Count the lines below that contain the word "grietas", and reply with that number alone.

▸ **Dataset entries**:
┄┄┄┄┄┄┄┄┄┄┄┄┄┄┄┄┄┄┄┄

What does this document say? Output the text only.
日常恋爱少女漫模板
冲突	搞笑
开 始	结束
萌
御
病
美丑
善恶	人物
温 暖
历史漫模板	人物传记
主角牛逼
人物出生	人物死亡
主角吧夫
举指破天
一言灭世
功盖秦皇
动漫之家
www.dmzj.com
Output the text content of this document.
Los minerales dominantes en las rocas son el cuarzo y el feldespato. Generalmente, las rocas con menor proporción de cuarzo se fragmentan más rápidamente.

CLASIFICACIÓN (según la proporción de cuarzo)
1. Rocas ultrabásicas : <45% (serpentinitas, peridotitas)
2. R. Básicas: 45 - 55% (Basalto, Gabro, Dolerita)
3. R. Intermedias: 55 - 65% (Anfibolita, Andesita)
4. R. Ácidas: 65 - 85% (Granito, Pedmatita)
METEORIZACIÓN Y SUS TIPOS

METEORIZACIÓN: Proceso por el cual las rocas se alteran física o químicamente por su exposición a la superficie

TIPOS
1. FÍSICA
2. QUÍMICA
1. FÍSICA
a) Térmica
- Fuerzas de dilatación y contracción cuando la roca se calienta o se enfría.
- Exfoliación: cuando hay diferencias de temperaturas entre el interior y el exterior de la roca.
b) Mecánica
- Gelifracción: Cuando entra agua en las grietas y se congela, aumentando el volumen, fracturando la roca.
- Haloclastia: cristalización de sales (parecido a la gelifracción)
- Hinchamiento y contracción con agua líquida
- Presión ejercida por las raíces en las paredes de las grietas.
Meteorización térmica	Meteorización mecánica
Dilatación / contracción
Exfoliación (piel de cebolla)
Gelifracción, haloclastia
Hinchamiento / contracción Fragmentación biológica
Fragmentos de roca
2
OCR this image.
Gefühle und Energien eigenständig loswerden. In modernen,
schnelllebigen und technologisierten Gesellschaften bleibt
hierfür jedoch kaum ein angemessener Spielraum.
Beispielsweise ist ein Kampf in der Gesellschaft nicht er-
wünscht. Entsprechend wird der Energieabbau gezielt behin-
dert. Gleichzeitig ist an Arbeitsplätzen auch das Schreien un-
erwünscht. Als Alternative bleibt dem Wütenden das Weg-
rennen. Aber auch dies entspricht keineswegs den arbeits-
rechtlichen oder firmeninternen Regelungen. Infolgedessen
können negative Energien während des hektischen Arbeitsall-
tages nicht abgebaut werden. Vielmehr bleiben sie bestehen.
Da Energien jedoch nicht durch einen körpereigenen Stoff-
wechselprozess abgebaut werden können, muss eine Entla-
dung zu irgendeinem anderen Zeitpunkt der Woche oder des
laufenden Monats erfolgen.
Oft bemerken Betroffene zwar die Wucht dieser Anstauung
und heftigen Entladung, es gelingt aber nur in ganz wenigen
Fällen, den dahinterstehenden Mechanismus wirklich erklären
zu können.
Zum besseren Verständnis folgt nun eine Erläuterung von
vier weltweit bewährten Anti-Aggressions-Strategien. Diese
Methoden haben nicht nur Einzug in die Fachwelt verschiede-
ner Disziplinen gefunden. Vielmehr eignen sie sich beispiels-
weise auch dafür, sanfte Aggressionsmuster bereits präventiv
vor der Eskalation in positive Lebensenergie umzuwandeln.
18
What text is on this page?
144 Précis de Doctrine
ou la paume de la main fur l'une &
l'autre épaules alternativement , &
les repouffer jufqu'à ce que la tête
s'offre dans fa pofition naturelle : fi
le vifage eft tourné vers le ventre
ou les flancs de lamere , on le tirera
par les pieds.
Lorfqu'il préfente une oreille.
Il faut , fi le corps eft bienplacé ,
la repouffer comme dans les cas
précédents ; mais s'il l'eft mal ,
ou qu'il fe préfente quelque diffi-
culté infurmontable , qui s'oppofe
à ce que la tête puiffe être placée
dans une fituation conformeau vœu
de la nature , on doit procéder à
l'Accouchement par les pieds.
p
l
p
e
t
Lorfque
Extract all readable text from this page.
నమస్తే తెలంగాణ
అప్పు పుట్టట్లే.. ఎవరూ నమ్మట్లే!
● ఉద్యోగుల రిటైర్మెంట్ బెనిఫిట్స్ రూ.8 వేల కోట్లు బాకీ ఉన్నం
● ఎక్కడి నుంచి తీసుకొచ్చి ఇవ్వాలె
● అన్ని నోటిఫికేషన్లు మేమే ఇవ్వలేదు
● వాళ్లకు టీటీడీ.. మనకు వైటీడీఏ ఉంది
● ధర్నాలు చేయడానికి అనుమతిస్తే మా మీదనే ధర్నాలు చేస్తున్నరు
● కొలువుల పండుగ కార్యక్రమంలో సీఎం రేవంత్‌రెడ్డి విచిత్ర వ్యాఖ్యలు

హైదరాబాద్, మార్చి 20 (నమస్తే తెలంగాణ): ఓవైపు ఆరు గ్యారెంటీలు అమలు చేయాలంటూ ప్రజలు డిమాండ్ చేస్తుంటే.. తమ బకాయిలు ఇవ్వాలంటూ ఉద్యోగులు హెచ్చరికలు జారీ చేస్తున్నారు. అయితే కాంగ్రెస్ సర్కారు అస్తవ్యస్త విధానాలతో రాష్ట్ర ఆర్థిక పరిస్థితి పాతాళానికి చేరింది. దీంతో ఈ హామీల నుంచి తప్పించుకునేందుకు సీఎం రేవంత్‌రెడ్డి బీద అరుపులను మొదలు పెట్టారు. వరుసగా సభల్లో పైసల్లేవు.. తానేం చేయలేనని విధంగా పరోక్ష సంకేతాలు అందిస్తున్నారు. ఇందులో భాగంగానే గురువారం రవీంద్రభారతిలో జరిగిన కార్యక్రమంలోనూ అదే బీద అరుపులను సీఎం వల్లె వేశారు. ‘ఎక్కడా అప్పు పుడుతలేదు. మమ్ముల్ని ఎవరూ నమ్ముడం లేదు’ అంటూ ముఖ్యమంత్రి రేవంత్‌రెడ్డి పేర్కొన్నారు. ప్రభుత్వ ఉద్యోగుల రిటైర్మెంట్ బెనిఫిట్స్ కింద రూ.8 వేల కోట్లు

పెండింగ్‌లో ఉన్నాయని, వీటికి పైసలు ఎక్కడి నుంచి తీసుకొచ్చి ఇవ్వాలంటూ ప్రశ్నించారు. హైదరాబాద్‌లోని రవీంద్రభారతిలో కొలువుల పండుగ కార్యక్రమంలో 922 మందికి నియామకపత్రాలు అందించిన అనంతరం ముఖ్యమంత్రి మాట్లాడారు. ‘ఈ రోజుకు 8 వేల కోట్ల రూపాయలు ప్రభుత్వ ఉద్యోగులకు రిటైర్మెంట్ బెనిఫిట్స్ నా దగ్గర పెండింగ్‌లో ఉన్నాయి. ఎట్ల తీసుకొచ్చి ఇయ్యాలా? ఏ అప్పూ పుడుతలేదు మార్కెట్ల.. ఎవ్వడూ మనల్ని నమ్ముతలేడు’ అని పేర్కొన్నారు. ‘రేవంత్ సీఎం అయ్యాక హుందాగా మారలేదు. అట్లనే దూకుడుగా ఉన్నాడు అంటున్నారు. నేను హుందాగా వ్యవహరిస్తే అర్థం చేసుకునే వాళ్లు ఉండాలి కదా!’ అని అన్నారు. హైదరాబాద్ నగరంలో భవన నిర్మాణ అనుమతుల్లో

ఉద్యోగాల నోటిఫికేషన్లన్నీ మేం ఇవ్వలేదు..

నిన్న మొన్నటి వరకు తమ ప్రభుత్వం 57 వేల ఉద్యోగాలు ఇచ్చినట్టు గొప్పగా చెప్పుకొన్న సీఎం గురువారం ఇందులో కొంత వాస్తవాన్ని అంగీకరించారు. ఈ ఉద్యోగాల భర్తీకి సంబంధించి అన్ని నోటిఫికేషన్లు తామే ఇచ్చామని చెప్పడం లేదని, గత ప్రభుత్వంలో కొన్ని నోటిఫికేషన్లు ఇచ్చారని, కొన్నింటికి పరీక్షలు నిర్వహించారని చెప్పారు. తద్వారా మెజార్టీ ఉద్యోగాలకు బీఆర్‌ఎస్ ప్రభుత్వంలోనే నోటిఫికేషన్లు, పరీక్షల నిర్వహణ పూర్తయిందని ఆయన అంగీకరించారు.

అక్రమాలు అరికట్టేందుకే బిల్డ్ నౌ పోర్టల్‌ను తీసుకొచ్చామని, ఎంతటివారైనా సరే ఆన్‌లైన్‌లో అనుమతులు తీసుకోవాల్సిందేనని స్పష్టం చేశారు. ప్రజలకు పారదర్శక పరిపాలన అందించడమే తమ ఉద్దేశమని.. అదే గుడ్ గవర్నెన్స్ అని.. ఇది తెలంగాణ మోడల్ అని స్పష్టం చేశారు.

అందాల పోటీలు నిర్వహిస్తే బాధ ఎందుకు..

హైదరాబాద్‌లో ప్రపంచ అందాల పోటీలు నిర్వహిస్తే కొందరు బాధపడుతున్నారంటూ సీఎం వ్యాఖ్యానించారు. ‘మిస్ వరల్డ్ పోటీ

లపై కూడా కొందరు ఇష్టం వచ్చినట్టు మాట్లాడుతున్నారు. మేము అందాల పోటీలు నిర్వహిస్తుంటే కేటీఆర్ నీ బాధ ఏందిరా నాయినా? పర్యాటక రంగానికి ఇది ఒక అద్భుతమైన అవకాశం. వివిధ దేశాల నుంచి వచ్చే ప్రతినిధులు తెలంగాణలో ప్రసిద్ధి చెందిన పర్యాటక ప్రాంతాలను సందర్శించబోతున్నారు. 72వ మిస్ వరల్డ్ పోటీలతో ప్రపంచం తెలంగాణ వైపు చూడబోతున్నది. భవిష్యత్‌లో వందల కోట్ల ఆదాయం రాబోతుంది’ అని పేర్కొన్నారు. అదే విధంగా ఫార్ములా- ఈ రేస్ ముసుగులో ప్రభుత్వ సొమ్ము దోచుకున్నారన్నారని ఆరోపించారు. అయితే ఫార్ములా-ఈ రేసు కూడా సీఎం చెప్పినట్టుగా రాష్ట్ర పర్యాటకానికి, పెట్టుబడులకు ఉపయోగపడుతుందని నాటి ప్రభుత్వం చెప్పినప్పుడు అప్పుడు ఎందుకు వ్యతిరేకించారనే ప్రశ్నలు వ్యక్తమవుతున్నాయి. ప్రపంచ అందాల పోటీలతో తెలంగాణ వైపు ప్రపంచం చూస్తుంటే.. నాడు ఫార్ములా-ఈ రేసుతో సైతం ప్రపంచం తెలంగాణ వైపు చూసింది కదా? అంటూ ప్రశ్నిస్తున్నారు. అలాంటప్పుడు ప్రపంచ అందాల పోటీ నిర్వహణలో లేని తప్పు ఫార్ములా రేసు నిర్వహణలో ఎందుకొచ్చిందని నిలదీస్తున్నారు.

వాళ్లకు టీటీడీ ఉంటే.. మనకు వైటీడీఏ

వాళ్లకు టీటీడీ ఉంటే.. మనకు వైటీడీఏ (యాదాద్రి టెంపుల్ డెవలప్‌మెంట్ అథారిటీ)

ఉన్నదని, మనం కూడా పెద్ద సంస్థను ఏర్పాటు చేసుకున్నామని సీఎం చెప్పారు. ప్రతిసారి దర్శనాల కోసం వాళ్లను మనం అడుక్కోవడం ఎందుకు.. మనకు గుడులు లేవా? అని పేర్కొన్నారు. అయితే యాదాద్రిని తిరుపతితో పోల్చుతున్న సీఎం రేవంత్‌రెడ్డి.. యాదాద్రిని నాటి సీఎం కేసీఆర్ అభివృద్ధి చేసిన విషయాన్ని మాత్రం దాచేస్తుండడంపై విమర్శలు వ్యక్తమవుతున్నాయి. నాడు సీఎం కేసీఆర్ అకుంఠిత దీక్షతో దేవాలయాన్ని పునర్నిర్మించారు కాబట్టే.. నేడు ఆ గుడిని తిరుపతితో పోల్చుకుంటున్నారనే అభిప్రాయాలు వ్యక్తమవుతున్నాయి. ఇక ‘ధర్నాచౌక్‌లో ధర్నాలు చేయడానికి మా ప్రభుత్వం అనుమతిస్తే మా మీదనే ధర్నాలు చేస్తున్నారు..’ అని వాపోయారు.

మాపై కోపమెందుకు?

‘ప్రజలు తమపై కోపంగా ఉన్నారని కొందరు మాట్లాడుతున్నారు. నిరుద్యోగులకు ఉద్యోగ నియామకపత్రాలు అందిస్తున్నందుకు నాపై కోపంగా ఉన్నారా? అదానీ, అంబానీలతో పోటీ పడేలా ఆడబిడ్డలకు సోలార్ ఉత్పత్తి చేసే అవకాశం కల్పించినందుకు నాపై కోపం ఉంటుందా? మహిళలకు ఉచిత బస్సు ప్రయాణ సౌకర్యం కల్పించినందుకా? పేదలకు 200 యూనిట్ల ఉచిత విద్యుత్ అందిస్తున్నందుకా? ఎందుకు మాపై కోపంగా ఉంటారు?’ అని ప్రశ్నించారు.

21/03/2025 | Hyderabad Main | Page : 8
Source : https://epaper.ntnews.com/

┄┄┄┄┄┄┄┄┄┄┄┄┄┄┄┄┄┄┄┄

▸ **Expected answer**: 2